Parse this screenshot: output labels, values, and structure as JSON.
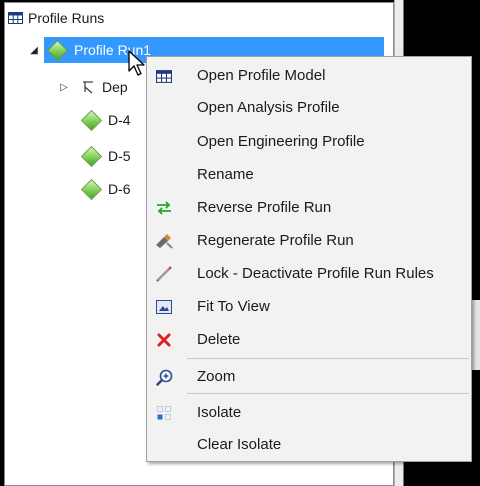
{
  "tree": {
    "root_label": "Profile Runs",
    "run_label": "Profile Run1",
    "children": [
      {
        "label": "Dep",
        "icon": "dependency-icon"
      },
      {
        "label": "D-4",
        "icon": "diamond-icon"
      },
      {
        "label": "D-5",
        "icon": "diamond-icon"
      },
      {
        "label": "D-6",
        "icon": "diamond-icon"
      }
    ],
    "selection_color": "#3399ff"
  },
  "context_menu": {
    "items": [
      {
        "label": "Open Profile Model",
        "icon": "grid-icon"
      },
      {
        "label": "Open Analysis Profile",
        "icon": ""
      },
      {
        "label": "Open Engineering Profile",
        "icon": ""
      },
      {
        "label": "Rename",
        "icon": ""
      },
      {
        "label": "Reverse Profile Run",
        "icon": "reverse-arrows-icon"
      },
      {
        "label": "Regenerate Profile Run",
        "icon": "regenerate-icon"
      },
      {
        "label": "Lock - Deactivate Profile Run Rules",
        "icon": "lock-pencil-icon"
      },
      {
        "label": "Fit To View",
        "icon": "fit-to-view-icon"
      },
      {
        "label": "Delete",
        "icon": "delete-x-icon"
      },
      {
        "label": "Zoom",
        "icon": "zoom-icon"
      },
      {
        "label": "Isolate",
        "icon": "isolate-icon"
      },
      {
        "label": "Clear Isolate",
        "icon": ""
      }
    ]
  }
}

........

Every line above should be returned word for word, with the pictures left behind.

▸ **RESULT**
Parse this screenshot: output labels, values, and structure as JSON.
{
  "tree": {
    "root_label": "Profile Runs",
    "run_label": "Profile Run1",
    "children": [
      {
        "label": "Dep",
        "icon": "dependency-icon"
      },
      {
        "label": "D-4",
        "icon": "diamond-icon"
      },
      {
        "label": "D-5",
        "icon": "diamond-icon"
      },
      {
        "label": "D-6",
        "icon": "diamond-icon"
      }
    ],
    "selection_color": "#3399ff"
  },
  "context_menu": {
    "items": [
      {
        "label": "Open Profile Model",
        "icon": "grid-icon"
      },
      {
        "label": "Open Analysis Profile",
        "icon": ""
      },
      {
        "label": "Open Engineering Profile",
        "icon": ""
      },
      {
        "label": "Rename",
        "icon": ""
      },
      {
        "label": "Reverse Profile Run",
        "icon": "reverse-arrows-icon"
      },
      {
        "label": "Regenerate Profile Run",
        "icon": "regenerate-icon"
      },
      {
        "label": "Lock - Deactivate Profile Run Rules",
        "icon": "lock-pencil-icon"
      },
      {
        "label": "Fit To View",
        "icon": "fit-to-view-icon"
      },
      {
        "label": "Delete",
        "icon": "delete-x-icon"
      },
      {
        "label": "Zoom",
        "icon": "zoom-icon"
      },
      {
        "label": "Isolate",
        "icon": "isolate-icon"
      },
      {
        "label": "Clear Isolate",
        "icon": ""
      }
    ]
  }
}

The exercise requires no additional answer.